[[ Supplied material, beginning ]]
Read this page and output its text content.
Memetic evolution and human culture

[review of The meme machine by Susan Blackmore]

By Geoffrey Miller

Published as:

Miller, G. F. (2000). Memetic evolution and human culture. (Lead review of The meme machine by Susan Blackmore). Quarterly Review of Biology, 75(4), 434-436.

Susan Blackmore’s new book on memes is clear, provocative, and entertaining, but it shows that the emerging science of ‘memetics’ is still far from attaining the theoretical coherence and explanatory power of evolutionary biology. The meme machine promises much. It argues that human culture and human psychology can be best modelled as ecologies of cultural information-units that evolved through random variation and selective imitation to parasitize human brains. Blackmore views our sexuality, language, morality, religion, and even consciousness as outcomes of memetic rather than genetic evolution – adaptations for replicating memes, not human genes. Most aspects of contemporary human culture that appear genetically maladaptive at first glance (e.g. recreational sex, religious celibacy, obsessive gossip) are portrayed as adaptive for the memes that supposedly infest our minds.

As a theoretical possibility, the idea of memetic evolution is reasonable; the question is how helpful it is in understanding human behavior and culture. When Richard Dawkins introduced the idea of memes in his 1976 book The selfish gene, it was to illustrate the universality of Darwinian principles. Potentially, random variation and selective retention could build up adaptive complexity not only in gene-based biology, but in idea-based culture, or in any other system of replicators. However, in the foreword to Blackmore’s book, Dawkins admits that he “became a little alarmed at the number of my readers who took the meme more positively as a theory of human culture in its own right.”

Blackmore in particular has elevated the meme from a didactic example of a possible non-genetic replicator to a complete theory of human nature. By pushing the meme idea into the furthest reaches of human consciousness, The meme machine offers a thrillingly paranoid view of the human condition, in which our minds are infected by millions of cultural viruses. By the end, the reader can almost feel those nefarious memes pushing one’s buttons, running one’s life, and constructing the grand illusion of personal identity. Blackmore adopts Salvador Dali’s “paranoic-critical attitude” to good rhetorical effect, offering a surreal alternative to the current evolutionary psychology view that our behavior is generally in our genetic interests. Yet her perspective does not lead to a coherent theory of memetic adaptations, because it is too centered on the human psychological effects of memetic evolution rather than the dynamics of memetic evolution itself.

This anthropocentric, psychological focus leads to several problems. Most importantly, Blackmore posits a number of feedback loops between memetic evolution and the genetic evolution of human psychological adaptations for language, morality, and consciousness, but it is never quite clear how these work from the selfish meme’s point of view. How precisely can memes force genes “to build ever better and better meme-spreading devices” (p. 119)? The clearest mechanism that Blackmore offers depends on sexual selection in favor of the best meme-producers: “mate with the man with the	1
[[ Supplied material, end ]]
Instructions for the task: Please give only the number of lines above that contain "Miller".

Answer to this exercise: 2